Extracted records =
○ ○ ○
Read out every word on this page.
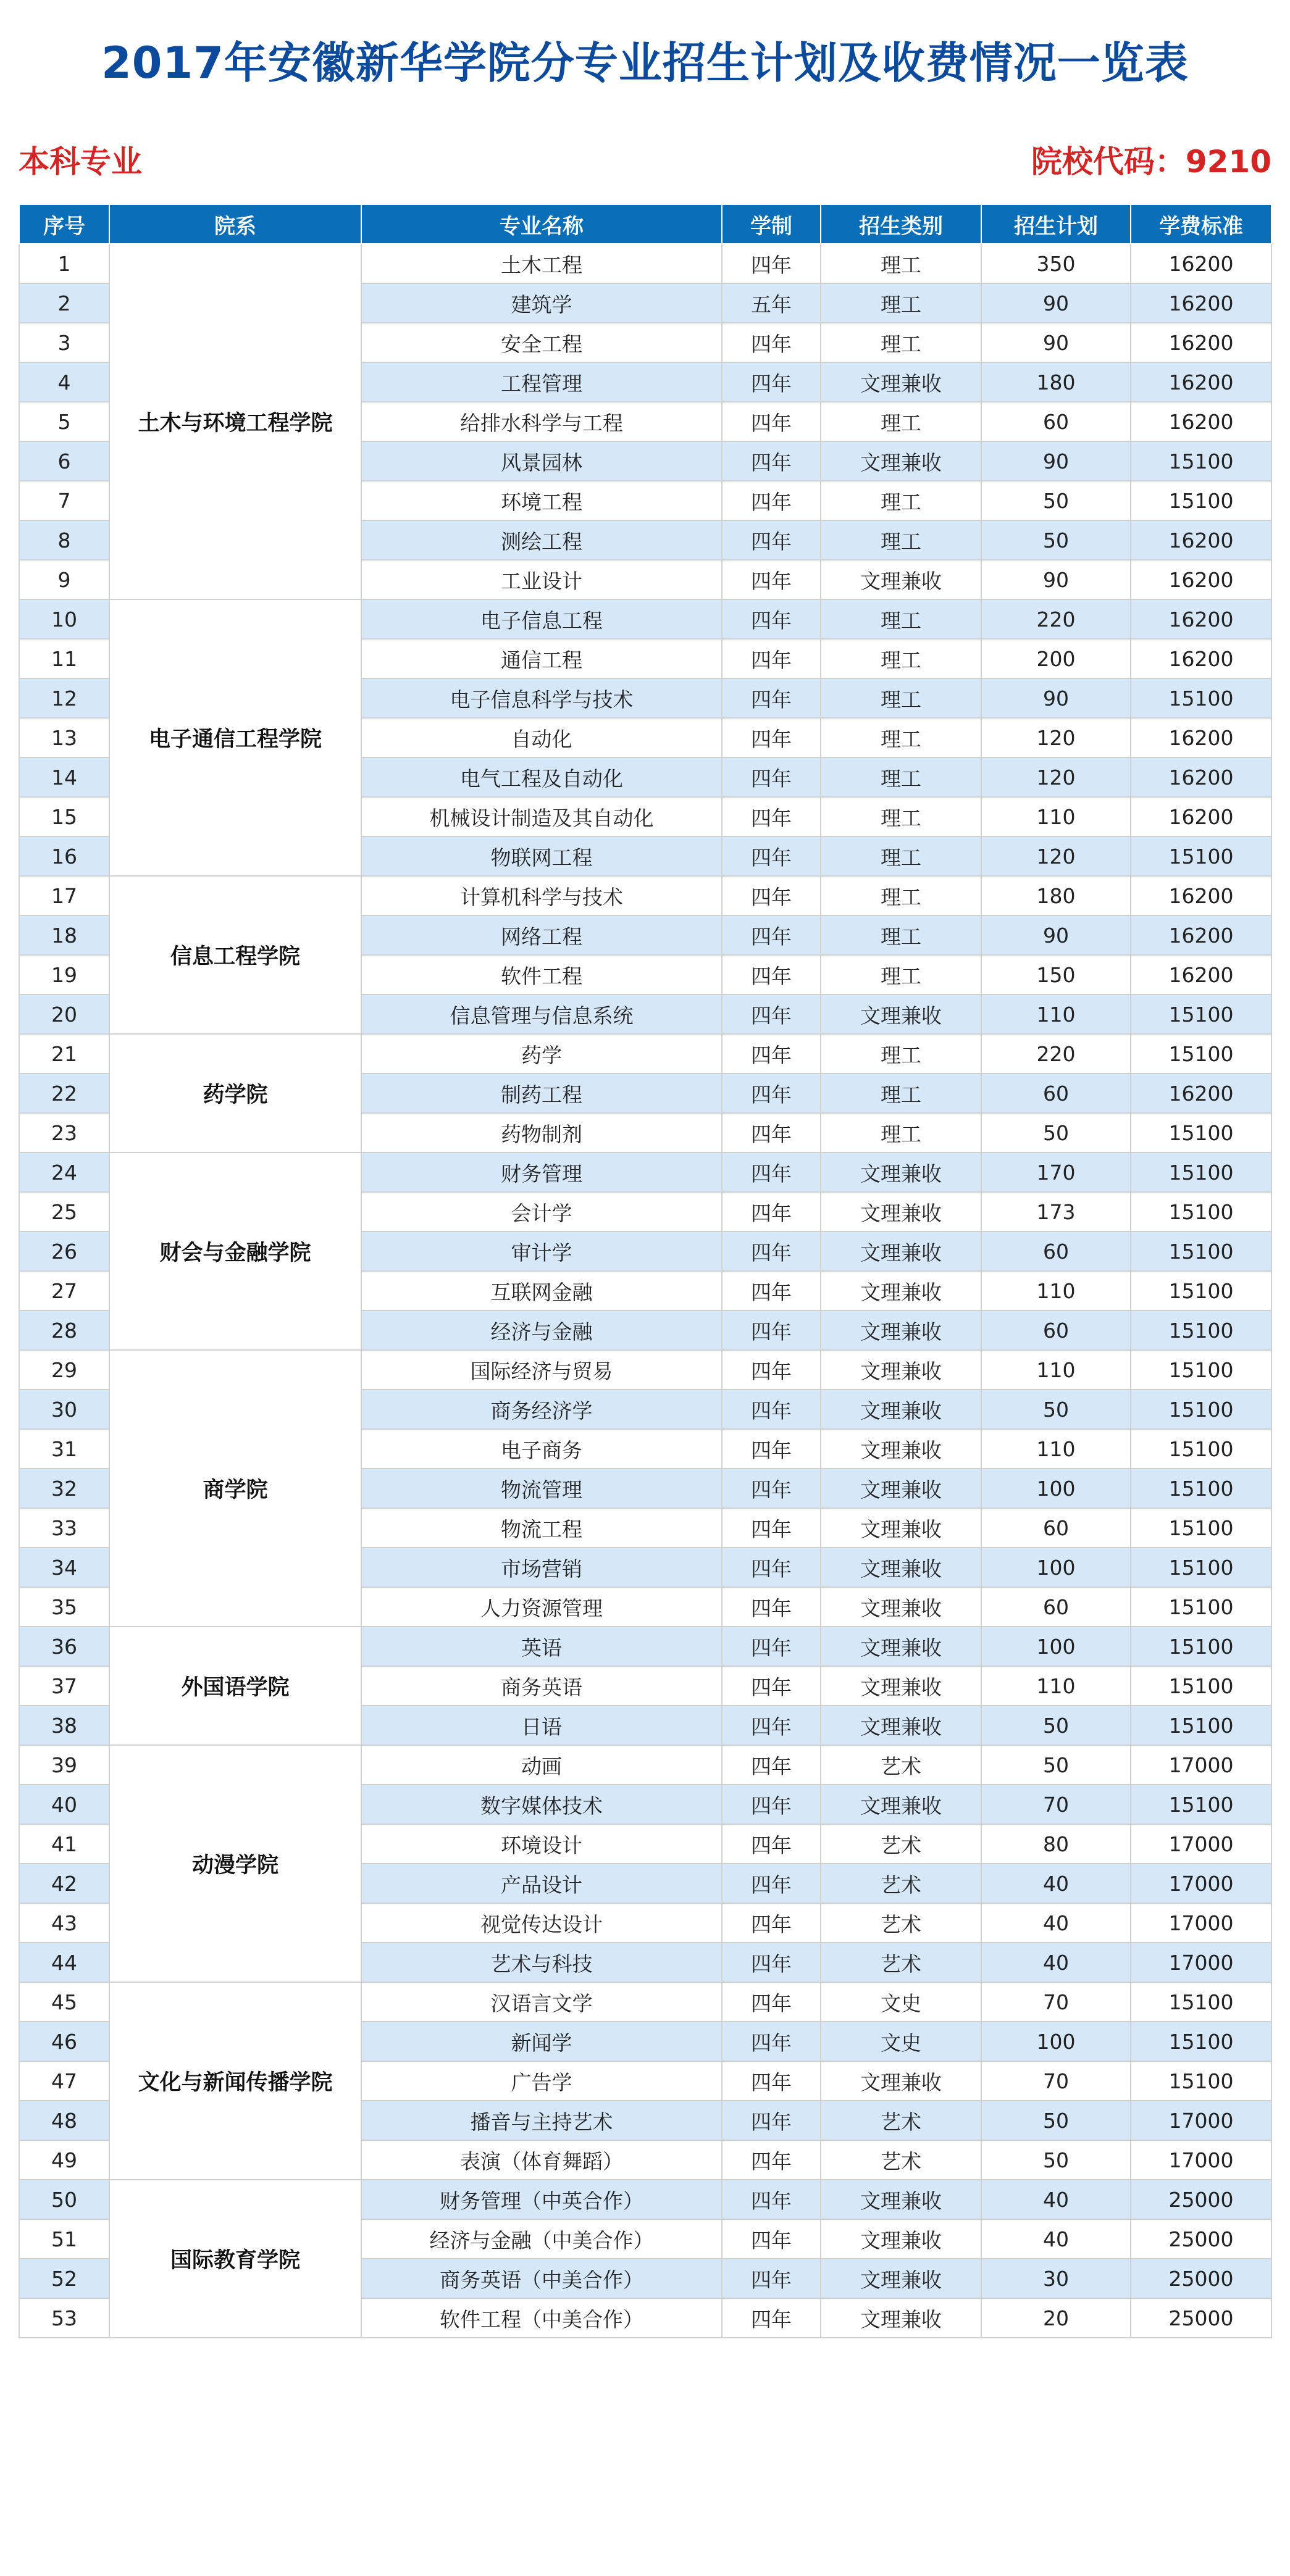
2017年安徽新华学院分专业招生计划及收费情况一览表
本科专业	院校代码：9210
序号	院系	专业名称	学制	招生类别	招生计划	学费标准
1	土木与环境工程学院	土木工程	四年	理工	350	16200
2		建筑学	五年	理工	90	16200
3		安全工程	四年	理工	90	16200
4		工程管理	四年	文理兼收	180	16200
5		给排水科学与工程	四年	理工	60	16200
6		风景园林	四年	文理兼收	90	15100
7		环境工程	四年	理工	50	15100
8		测绘工程	四年	理工	50	16200
9		工业设计	四年	文理兼收	90	16200
10	电子通信工程学院	电子信息工程	四年	理工	220	16200
11		通信工程	四年	理工	200	16200
12		电子信息科学与技术	四年	理工	90	15100
13		自动化	四年	理工	120	16200
14		电气工程及自动化	四年	理工	120	16200
15		机械设计制造及其自动化	四年	理工	110	16200
16		物联网工程	四年	理工	120	15100
17	信息工程学院	计算机科学与技术	四年	理工	180	16200
18		网络工程	四年	理工	90	16200
19		软件工程	四年	理工	150	16200
20		信息管理与信息系统	四年	文理兼收	110	15100
21	药学院	药学	四年	理工	220	15100
22		制药工程	四年	理工	60	16200
23		药物制剂	四年	理工	50	15100
24	财会与金融学院	财务管理	四年	文理兼收	170	15100
25		会计学	四年	文理兼收	173	15100
26		审计学	四年	文理兼收	60	15100
27		互联网金融	四年	文理兼收	110	15100
28		经济与金融	四年	文理兼收	60	15100
29	商学院	国际经济与贸易	四年	文理兼收	110	15100
30		商务经济学	四年	文理兼收	50	15100
31		电子商务	四年	文理兼收	110	15100
32		物流管理	四年	文理兼收	100	15100
33		物流工程	四年	文理兼收	60	15100
34		市场营销	四年	文理兼收	100	15100
35		人力资源管理	四年	文理兼收	60	15100
36	外国语学院	英语	四年	文理兼收	100	15100
37		商务英语	四年	文理兼收	110	15100
38		日语	四年	文理兼收	50	15100
39	动漫学院	动画	四年	艺术	50	17000
40		数字媒体技术	四年	文理兼收	70	15100
41		环境设计	四年	艺术	80	17000
42		产品设计	四年	艺术	40	17000
43		视觉传达设计	四年	艺术	40	17000
44		艺术与科技	四年	艺术	40	17000
45	文化与新闻传播学院	汉语言文学	四年	文史	70	15100
46		新闻学	四年	文史	100	15100
47		广告学	四年	文理兼收	70	15100
48		播音与主持艺术	四年	艺术	50	17000
49		表演（体育舞蹈）	四年	艺术	50	17000
50	国际教育学院	财务管理（中英合作）	四年	文理兼收	40	25000
51		经济与金融（中美合作）	四年	文理兼收	40	25000
52		商务英语（中美合作）	四年	文理兼收	30	25000
53		软件工程（中美合作）	四年	文理兼收	20	25000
○ ○ ○
Work to complete = Please repeat the entries exactly. Do not include the pictures.

Reply =
Read out every word on this page.
2017年安徽新华学院分专业招生计划及收费情况一览表
本科专业	院校代码：9210
序号	院系	专业名称	学制	招生类别	招生计划	学费标准
1	土木与环境工程学院	土木工程	四年	理工	350	16200
2		建筑学	五年	理工	90	16200
3		安全工程	四年	理工	90	16200
4		工程管理	四年	文理兼收	180	16200
5		给排水科学与工程	四年	理工	60	16200
6		风景园林	四年	文理兼收	90	15100
7		环境工程	四年	理工	50	15100
8		测绘工程	四年	理工	50	16200
9		工业设计	四年	文理兼收	90	16200
10	电子通信工程学院	电子信息工程	四年	理工	220	16200
11		通信工程	四年	理工	200	16200
12		电子信息科学与技术	四年	理工	90	15100
13		自动化	四年	理工	120	16200
14		电气工程及自动化	四年	理工	120	16200
15		机械设计制造及其自动化	四年	理工	110	16200
16		物联网工程	四年	理工	120	15100
17	信息工程学院	计算机科学与技术	四年	理工	180	16200
18		网络工程	四年	理工	90	16200
19		软件工程	四年	理工	150	16200
20		信息管理与信息系统	四年	文理兼收	110	15100
21	药学院	药学	四年	理工	220	15100
22		制药工程	四年	理工	60	16200
23		药物制剂	四年	理工	50	15100
24	财会与金融学院	财务管理	四年	文理兼收	170	15100
25		会计学	四年	文理兼收	173	15100
26		审计学	四年	文理兼收	60	15100
27		互联网金融	四年	文理兼收	110	15100
28		经济与金融	四年	文理兼收	60	15100
29	商学院	国际经济与贸易	四年	文理兼收	110	15100
30		商务经济学	四年	文理兼收	50	15100
31		电子商务	四年	文理兼收	110	15100
32		物流管理	四年	文理兼收	100	15100
33		物流工程	四年	文理兼收	60	15100
34		市场营销	四年	文理兼收	100	15100
35		人力资源管理	四年	文理兼收	60	15100
36	外国语学院	英语	四年	文理兼收	100	15100
37		商务英语	四年	文理兼收	110	15100
38		日语	四年	文理兼收	50	15100
39	动漫学院	动画	四年	艺术	50	17000
40		数字媒体技术	四年	文理兼收	70	15100
41		环境设计	四年	艺术	80	17000
42		产品设计	四年	艺术	40	17000
43		视觉传达设计	四年	艺术	40	17000
44		艺术与科技	四年	艺术	40	17000
45	文化与新闻传播学院	汉语言文学	四年	文史	70	15100
46		新闻学	四年	文史	100	15100
47		广告学	四年	文理兼收	70	15100
48		播音与主持艺术	四年	艺术	50	17000
49		表演（体育舞蹈）	四年	艺术	50	17000
50	国际教育学院	财务管理（中英合作）	四年	文理兼收	40	25000
51		经济与金融（中美合作）	四年	文理兼收	40	25000
52		商务英语（中美合作）	四年	文理兼收	30	25000
53		软件工程（中美合作）	四年	文理兼收	20	25000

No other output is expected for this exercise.